**PROBLEM STATEMENT:**
Below is a block of records. Copy every line in it that contains the word "White".

(Figure record listings)
* * * *

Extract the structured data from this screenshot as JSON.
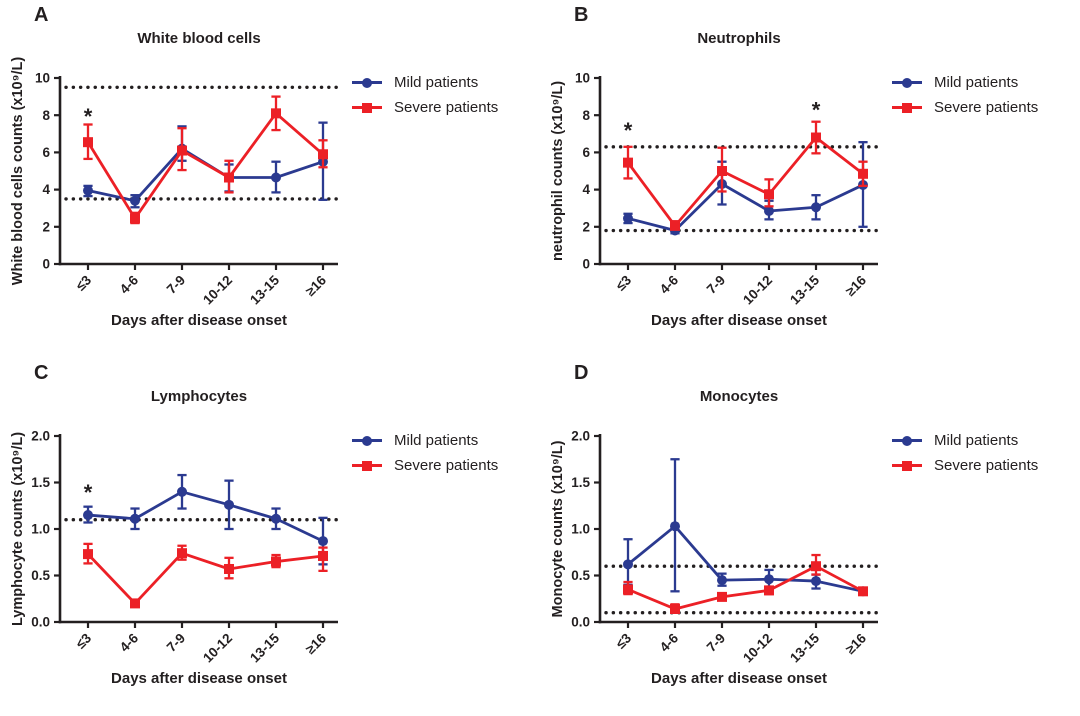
{
  "figure": {
    "background": "#ffffff"
  },
  "colors": {
    "mild": "#2B3A90",
    "severe": "#EC2026",
    "axis": "#231F20",
    "text": "#231F20"
  },
  "chart_data": [
    {
      "type": "line",
      "panel_label": "A",
      "title": "White blood cells",
      "xlabel": "Days after disease onset",
      "ylabel": "White blood cells counts (x10⁹/L)",
      "ylim": [
        0,
        10
      ],
      "yticks": [
        "0",
        "2",
        "4",
        "6",
        "8",
        "10"
      ],
      "reference_lines": [
        9.5,
        3.5
      ],
      "categories": [
        "≤3",
        "4-6",
        "7-9",
        "10-12",
        "13-15",
        "≥16"
      ],
      "legend_position": "right",
      "grid": false,
      "series": [
        {
          "name": "Mild patients",
          "marker": "circle",
          "color_key": "mild",
          "values": [
            3.95,
            3.4,
            6.2,
            4.65,
            4.65,
            5.5
          ],
          "err_low": [
            3.65,
            3.05,
            5.55,
            3.9,
            3.85,
            3.45
          ],
          "err_high": [
            4.2,
            3.7,
            7.4,
            5.35,
            5.5,
            7.6
          ]
        },
        {
          "name": "Severe patients",
          "marker": "square",
          "color_key": "severe",
          "values": [
            6.55,
            2.45,
            6.1,
            4.65,
            8.1,
            5.9
          ],
          "err_low": [
            5.65,
            2.2,
            5.05,
            3.85,
            7.2,
            5.2
          ],
          "err_high": [
            7.5,
            2.75,
            7.3,
            5.55,
            9.0,
            6.65
          ]
        }
      ],
      "significance": [
        {
          "category_index": 0,
          "y": 7.95,
          "symbol": "*"
        }
      ]
    },
    {
      "type": "line",
      "panel_label": "B",
      "title": "Neutrophils",
      "xlabel": "Days after disease onset",
      "ylabel": "neutrophil counts (x10⁹/L)",
      "ylim": [
        0,
        10
      ],
      "yticks": [
        "0",
        "2",
        "4",
        "6",
        "8",
        "10"
      ],
      "reference_lines": [
        6.3,
        1.8
      ],
      "categories": [
        "≤3",
        "4-6",
        "7-9",
        "10-12",
        "13-15",
        "≥16"
      ],
      "legend_position": "right",
      "grid": false,
      "series": [
        {
          "name": "Mild patients",
          "marker": "circle",
          "color_key": "mild",
          "values": [
            2.45,
            1.8,
            4.3,
            2.85,
            3.05,
            4.25
          ],
          "err_low": [
            2.2,
            1.65,
            3.2,
            2.4,
            2.4,
            2.0
          ],
          "err_high": [
            2.7,
            2.05,
            5.5,
            3.4,
            3.7,
            6.55
          ]
        },
        {
          "name": "Severe patients",
          "marker": "square",
          "color_key": "severe",
          "values": [
            5.45,
            2.05,
            5.0,
            3.75,
            6.8,
            4.85
          ],
          "err_low": [
            4.6,
            1.9,
            3.9,
            3.1,
            5.95,
            4.2
          ],
          "err_high": [
            6.3,
            2.3,
            6.25,
            4.55,
            7.65,
            5.5
          ]
        }
      ],
      "significance": [
        {
          "category_index": 0,
          "y": 7.2,
          "symbol": "*"
        },
        {
          "category_index": 4,
          "y": 8.3,
          "symbol": "*"
        }
      ]
    },
    {
      "type": "line",
      "panel_label": "C",
      "title": "Lymphocytes",
      "xlabel": "Days after disease onset",
      "ylabel": "Lymphocyte counts (x10⁹/L)",
      "ylim": [
        0,
        2
      ],
      "yticks": [
        "0.0",
        "0.5",
        "1.0",
        "1.5",
        "2.0"
      ],
      "reference_lines": [
        1.1
      ],
      "categories": [
        "≤3",
        "4-6",
        "7-9",
        "10-12",
        "13-15",
        "≥16"
      ],
      "legend_position": "right",
      "grid": false,
      "series": [
        {
          "name": "Mild patients",
          "marker": "circle",
          "color_key": "mild",
          "values": [
            1.15,
            1.11,
            1.4,
            1.26,
            1.11,
            0.87
          ],
          "err_low": [
            1.07,
            1.0,
            1.22,
            1.0,
            1.0,
            0.62
          ],
          "err_high": [
            1.24,
            1.22,
            1.58,
            1.52,
            1.22,
            1.12
          ]
        },
        {
          "name": "Severe patients",
          "marker": "square",
          "color_key": "severe",
          "values": [
            0.73,
            0.2,
            0.74,
            0.57,
            0.65,
            0.71
          ],
          "err_low": [
            0.63,
            0.2,
            0.67,
            0.47,
            0.59,
            0.55
          ],
          "err_high": [
            0.84,
            0.2,
            0.82,
            0.69,
            0.72,
            0.8
          ]
        }
      ],
      "significance": [
        {
          "category_index": 0,
          "y": 1.4,
          "symbol": "*"
        }
      ]
    },
    {
      "type": "line",
      "panel_label": "D",
      "title": "Monocytes",
      "xlabel": "Days after disease onset",
      "ylabel": "Monocyte counts (x10⁹/L)",
      "ylim": [
        0,
        2
      ],
      "yticks": [
        "0.0",
        "0.5",
        "1.0",
        "1.5",
        "2.0"
      ],
      "reference_lines": [
        0.6,
        0.1
      ],
      "categories": [
        "≤3",
        "4-6",
        "7-9",
        "10-12",
        "13-15",
        "≥16"
      ],
      "legend_position": "right",
      "grid": false,
      "series": [
        {
          "name": "Mild patients",
          "marker": "circle",
          "color_key": "mild",
          "values": [
            0.62,
            1.03,
            0.45,
            0.46,
            0.44,
            0.33
          ],
          "err_low": [
            0.4,
            0.33,
            0.39,
            0.38,
            0.36,
            0.33
          ],
          "err_high": [
            0.89,
            1.75,
            0.52,
            0.56,
            0.51,
            0.33
          ]
        },
        {
          "name": "Severe patients",
          "marker": "square",
          "color_key": "severe",
          "values": [
            0.35,
            0.14,
            0.27,
            0.34,
            0.6,
            0.33
          ],
          "err_low": [
            0.3,
            0.1,
            0.24,
            0.3,
            0.51,
            0.3
          ],
          "err_high": [
            0.43,
            0.19,
            0.3,
            0.38,
            0.72,
            0.36
          ]
        }
      ],
      "significance": []
    }
  ]
}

* * * *

**WRITTEN REPLY:**
      "title": "White blood cells",
      "ylabel": "White blood cells counts (x10⁹/L)",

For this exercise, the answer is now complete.